(Figure dataset records)

★ ★ ★ ★ ★ ★ ★

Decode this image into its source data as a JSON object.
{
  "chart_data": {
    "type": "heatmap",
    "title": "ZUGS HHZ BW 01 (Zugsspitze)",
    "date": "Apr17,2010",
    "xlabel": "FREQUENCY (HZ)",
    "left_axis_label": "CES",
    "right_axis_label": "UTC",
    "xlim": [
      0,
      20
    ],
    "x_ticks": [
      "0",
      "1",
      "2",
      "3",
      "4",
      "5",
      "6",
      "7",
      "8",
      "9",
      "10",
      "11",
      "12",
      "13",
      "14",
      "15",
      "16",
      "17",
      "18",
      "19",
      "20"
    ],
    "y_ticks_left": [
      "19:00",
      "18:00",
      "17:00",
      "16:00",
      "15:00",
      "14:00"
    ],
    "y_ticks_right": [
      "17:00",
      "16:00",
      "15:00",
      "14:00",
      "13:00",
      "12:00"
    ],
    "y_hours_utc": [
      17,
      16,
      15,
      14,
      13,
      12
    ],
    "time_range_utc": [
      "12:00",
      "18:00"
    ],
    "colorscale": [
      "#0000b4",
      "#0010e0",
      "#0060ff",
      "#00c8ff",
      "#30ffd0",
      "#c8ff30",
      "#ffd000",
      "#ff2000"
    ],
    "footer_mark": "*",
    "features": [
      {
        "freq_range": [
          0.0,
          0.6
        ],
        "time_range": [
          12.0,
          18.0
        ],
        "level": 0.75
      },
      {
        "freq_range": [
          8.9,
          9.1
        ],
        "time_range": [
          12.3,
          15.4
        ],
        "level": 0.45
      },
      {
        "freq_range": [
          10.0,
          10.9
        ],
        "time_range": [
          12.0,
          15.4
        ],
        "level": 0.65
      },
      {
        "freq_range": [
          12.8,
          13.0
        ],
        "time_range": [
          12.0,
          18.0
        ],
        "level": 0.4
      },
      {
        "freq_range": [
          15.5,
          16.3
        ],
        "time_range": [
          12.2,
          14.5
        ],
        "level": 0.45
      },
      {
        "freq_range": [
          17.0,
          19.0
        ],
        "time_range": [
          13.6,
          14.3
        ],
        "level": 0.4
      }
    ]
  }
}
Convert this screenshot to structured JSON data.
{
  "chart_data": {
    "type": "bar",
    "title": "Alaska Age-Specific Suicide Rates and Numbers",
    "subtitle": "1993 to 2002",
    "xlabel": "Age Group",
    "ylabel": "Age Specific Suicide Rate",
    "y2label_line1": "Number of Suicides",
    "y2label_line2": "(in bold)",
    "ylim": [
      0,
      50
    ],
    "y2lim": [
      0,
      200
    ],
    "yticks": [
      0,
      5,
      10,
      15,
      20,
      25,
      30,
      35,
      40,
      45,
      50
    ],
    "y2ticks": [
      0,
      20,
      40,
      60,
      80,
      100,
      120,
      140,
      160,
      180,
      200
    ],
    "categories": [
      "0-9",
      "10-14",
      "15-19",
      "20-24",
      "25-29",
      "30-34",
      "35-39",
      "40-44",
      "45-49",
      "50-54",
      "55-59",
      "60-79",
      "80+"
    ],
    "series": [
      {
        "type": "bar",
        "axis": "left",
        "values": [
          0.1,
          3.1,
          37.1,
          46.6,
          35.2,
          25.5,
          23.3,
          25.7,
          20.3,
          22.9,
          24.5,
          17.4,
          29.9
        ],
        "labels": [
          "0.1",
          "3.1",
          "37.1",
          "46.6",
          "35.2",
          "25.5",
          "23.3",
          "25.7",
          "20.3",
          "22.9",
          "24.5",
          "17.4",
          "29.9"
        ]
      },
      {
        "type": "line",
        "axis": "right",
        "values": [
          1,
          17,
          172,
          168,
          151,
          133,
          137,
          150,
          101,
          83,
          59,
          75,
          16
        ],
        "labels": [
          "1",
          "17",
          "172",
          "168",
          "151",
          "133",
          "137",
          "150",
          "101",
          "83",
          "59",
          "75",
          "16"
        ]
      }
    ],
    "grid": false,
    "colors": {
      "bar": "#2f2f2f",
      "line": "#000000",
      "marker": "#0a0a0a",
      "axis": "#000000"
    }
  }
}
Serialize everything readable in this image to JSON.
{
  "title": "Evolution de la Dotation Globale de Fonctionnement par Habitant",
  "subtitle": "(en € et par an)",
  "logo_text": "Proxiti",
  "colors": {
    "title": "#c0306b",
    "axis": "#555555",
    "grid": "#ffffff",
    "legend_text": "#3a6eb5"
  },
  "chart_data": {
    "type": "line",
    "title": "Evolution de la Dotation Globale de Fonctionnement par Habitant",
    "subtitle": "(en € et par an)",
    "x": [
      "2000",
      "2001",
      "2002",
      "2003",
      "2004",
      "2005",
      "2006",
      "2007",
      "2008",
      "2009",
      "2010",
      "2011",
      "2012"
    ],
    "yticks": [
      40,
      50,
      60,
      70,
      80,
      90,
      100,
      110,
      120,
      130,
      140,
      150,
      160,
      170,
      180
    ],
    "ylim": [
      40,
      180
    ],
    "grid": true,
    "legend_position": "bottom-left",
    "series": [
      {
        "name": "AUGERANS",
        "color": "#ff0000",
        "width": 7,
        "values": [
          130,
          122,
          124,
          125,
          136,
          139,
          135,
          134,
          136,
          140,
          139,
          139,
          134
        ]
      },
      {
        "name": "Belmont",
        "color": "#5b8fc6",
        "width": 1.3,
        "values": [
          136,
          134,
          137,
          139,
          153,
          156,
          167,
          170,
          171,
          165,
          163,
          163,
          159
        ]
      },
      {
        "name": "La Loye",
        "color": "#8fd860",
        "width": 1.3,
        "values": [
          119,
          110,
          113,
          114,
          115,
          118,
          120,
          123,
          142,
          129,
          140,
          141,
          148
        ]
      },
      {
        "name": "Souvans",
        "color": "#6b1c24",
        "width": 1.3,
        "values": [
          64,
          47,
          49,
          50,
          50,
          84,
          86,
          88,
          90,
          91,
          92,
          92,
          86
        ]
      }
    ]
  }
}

★ ★ ★ ★ ★ ★ ★

### Instructions for the task
All of the data shown above must be copied exactly.

### Result of the exercise
Decode this image into its source data as a JSON object.
{
  "chart_data": {
    "type": "heatmap",
    "title": "ZUGS HHZ BW 01 (Zugsspitze)",
    "date": "Apr17,2010",
    "xlabel": "FREQUENCY (HZ)",
    "left_axis_label": "CES",
    "right_axis_label": "UTC",
    "xlim": [
      0,
      20
    ],
    "x_ticks": [
      "0",
      "1",
      "2",
      "3",
      "4",
      "5",
      "6",
      "7",
      "8",
      "9",
      "10",
      "11",
      "12",
      "13",
      "14",
      "15",
      "16",
      "17",
      "18",
      "19",
      "20"
    ],
    "y_ticks_left": [
      "19:00",
      "18:00",
      "17:00",
      "16:00",
      "15:00",
      "14:00"
    ],
    "y_ticks_right": [
      "17:00",
      "16:00",
      "15:00",
      "14:00",
      "13:00",
      "12:00"
    ],
    "y_hours_utc": [
      17,
      16,
      15,
      14,
      13,
      12
    ],
    "time_range_utc": [
      "12:00",
      "18:00"
    ],
    "colorscale": [
      "#0000b4",
      "#0010e0",
      "#0060ff",
      "#00c8ff",
      "#30ffd0",
      "#c8ff30",
      "#ffd000",
      "#ff2000"
    ],
    "footer_mark": "*",
    "features": [
      {
        "freq_range": [
          0.0,
          0.6
        ],
        "time_range": [
          12.0,
          18.0
        ],
        "level": 0.75
      },
      {
        "freq_range": [
          8.9,
          9.1
        ],
        "time_range": [
          12.3,
          15.4
        ],
        "level": 0.45
      },
      {
        "freq_range": [
          10.0,
          10.9
        ],
        "time_range": [
          12.0,
          15.4
        ],
        "level": 0.65
      },
      {
        "freq_range": [
          12.8,
          13.0
        ],
        "time_range": [
          12.0,
          18.0
        ],
        "level": 0.4
      },
      {
        "freq_range": [
          15.5,
          16.3
        ],
        "time_range": [
          12.2,
          14.5
        ],
        "level": 0.45
      },
      {
        "freq_range": [
          17.0,
          19.0
        ],
        "time_range": [
          13.6,
          14.3
        ],
        "level": 0.4
      }
    ]
  }
}
Convert this screenshot to structured JSON data.
{
  "chart_data": {
    "type": "bar",
    "title": "Alaska Age-Specific Suicide Rates and Numbers",
    "subtitle": "1993 to 2002",
    "xlabel": "Age Group",
    "ylabel": "Age Specific Suicide Rate",
    "y2label_line1": "Number of Suicides",
    "y2label_line2": "(in bold)",
    "ylim": [
      0,
      50
    ],
    "y2lim": [
      0,
      200
    ],
    "yticks": [
      0,
      5,
      10,
      15,
      20,
      25,
      30,
      35,
      40,
      45,
      50
    ],
    "y2ticks": [
      0,
      20,
      40,
      60,
      80,
      100,
      120,
      140,
      160,
      180,
      200
    ],
    "categories": [
      "0-9",
      "10-14",
      "15-19",
      "20-24",
      "25-29",
      "30-34",
      "35-39",
      "40-44",
      "45-49",
      "50-54",
      "55-59",
      "60-79",
      "80+"
    ],
    "series": [
      {
        "type": "bar",
        "axis": "left",
        "values": [
          0.1,
          3.1,
          37.1,
          46.6,
          35.2,
          25.5,
          23.3,
          25.7,
          20.3,
          22.9,
          24.5,
          17.4,
          29.9
        ],
        "labels": [
          "0.1",
          "3.1",
          "37.1",
          "46.6",
          "35.2",
          "25.5",
          "23.3",
          "25.7",
          "20.3",
          "22.9",
          "24.5",
          "17.4",
          "29.9"
        ]
      },
      {
        "type": "line",
        "axis": "right",
        "values": [
          1,
          17,
          172,
          168,
          151,
          133,
          137,
          150,
          101,
          83,
          59,
          75,
          16
        ],
        "labels": [
          "1",
          "17",
          "172",
          "168",
          "151",
          "133",
          "137",
          "150",
          "101",
          "83",
          "59",
          "75",
          "16"
        ]
      }
    ],
    "grid": false,
    "colors": {
      "bar": "#2f2f2f",
      "line": "#000000",
      "marker": "#0a0a0a",
      "axis": "#000000"
    }
  }
}
Serialize everything readable in this image to JSON.
{
  "title": "Evolution de la Dotation Globale de Fonctionnement par Habitant",
  "subtitle": "(en € et par an)",
  "logo_text": "Proxiti",
  "colors": {
    "title": "#c0306b",
    "axis": "#555555",
    "grid": "#ffffff",
    "legend_text": "#3a6eb5"
  },
  "chart_data": {
    "type": "line",
    "title": "Evolution de la Dotation Globale de Fonctionnement par Habitant",
    "subtitle": "(en € et par an)",
    "x": [
      "2000",
      "2001",
      "2002",
      "2003",
      "2004",
      "2005",
      "2006",
      "2007",
      "2008",
      "2009",
      "2010",
      "2011",
      "2012"
    ],
    "yticks": [
      40,
      50,
      60,
      70,
      80,
      90,
      100,
      110,
      120,
      130,
      140,
      150,
      160,
      170,
      180
    ],
    "ylim": [
      40,
      180
    ],
    "grid": true,
    "legend_position": "bottom-left",
    "series": [
      {
        "name": "AUGERANS",
        "color": "#ff0000",
        "width": 7,
        "values": [
          130,
          122,
          124,
          125,
          136,
          139,
          135,
          134,
          136,
          140,
          139,
          139,
          134
        ]
      },
      {
        "name": "Belmont",
        "color": "#5b8fc6",
        "width": 1.3,
        "values": [
          136,
          134,
          137,
          139,
          153,
          156,
          167,
          170,
          171,
          165,
          163,
          163,
          159
        ]
      },
      {
        "name": "La Loye",
        "color": "#8fd860",
        "width": 1.3,
        "values": [
          119,
          110,
          113,
          114,
          115,
          118,
          120,
          123,
          142,
          129,
          140,
          141,
          148
        ]
      },
      {
        "name": "Souvans",
        "color": "#6b1c24",
        "width": 1.3,
        "values": [
          64,
          47,
          49,
          50,
          50,
          84,
          86,
          88,
          90,
          91,
          92,
          92,
          86
        ]
      }
    ]
  }
}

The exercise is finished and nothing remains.